- **Task directions**:
Repeat every line below exactly as it reads.

- **Material for the task**:
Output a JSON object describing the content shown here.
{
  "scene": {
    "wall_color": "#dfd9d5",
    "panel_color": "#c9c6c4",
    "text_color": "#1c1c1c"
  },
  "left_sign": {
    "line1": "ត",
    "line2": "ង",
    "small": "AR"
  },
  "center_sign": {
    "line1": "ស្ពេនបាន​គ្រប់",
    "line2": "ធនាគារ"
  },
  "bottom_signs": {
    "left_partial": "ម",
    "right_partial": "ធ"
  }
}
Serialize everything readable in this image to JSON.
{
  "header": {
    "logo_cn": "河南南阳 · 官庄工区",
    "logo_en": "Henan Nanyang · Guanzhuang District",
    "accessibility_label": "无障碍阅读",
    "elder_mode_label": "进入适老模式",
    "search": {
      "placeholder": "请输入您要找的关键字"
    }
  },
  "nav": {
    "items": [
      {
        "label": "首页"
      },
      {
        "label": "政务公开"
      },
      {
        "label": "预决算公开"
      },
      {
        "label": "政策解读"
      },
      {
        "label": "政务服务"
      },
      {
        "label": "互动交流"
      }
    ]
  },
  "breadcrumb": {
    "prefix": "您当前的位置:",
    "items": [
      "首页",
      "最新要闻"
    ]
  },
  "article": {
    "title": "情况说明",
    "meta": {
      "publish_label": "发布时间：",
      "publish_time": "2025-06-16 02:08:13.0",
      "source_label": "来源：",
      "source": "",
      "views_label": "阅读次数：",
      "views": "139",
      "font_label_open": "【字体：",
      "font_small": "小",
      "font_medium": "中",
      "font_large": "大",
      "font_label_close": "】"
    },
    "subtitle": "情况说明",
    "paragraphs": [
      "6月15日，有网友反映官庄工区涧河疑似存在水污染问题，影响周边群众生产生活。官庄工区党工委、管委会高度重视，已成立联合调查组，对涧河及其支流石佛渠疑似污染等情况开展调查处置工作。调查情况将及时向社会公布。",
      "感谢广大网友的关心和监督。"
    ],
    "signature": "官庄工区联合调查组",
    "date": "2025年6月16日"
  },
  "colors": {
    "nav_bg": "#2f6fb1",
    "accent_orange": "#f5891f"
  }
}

- **Written answer**:
Output a JSON object describing the content shown here.
{
  "scene": {
    "wall_color": "#dfd9d5",
    "panel_color": "#c9c6c4",
    "text_color": "#1c1c1c"
  },
  "left_sign": {
    "line1": "ត",
    "line2": "ង",
    "small": "AR"
  },
  "center_sign": {
    "line1": "ស្ពេនបាន​គ្រប់",
    "line2": "ធនាគារ"
  },
  "bottom_signs": {
    "left_partial": "ម",
    "right_partial": "ធ"
  }
}
Serialize everything readable in this image to JSON.
{
  "header": {
    "logo_cn": "河南南阳 · 官庄工区",
    "logo_en": "Henan Nanyang · Guanzhuang District",
    "accessibility_label": "无障碍阅读",
    "elder_mode_label": "进入适老模式",
    "search": {
      "placeholder": "请输入您要找的关键字"
    }
  },
  "nav": {
    "items": [
      {
        "label": "首页"
      },
      {
        "label": "政务公开"
      },
      {
        "label": "预决算公开"
      },
      {
        "label": "政策解读"
      },
      {
        "label": "政务服务"
      },
      {
        "label": "互动交流"
      }
    ]
  },
  "breadcrumb": {
    "prefix": "您当前的位置:",
    "items": [
      "首页",
      "最新要闻"
    ]
  },
  "article": {
    "title": "情况说明",
    "meta": {
      "publish_label": "发布时间：",
      "publish_time": "2025-06-16 02:08:13.0",
      "source_label": "来源：",
      "source": "",
      "views_label": "阅读次数：",
      "views": "139",
      "font_label_open": "【字体：",
      "font_small": "小",
      "font_medium": "中",
      "font_large": "大",
      "font_label_close": "】"
    },
    "subtitle": "情况说明",
    "paragraphs": [
      "6月15日，有网友反映官庄工区涧河疑似存在水污染问题，影响周边群众生产生活。官庄工区党工委、管委会高度重视，已成立联合调查组，对涧河及其支流石佛渠疑似污染等情况开展调查处置工作。调查情况将及时向社会公布。",
      "感谢广大网友的关心和监督。"
    ],
    "signature": "官庄工区联合调查组",
    "date": "2025年6月16日"
  },
  "colors": {
    "nav_bg": "#2f6fb1",
    "accent_orange": "#f5891f"
  }
}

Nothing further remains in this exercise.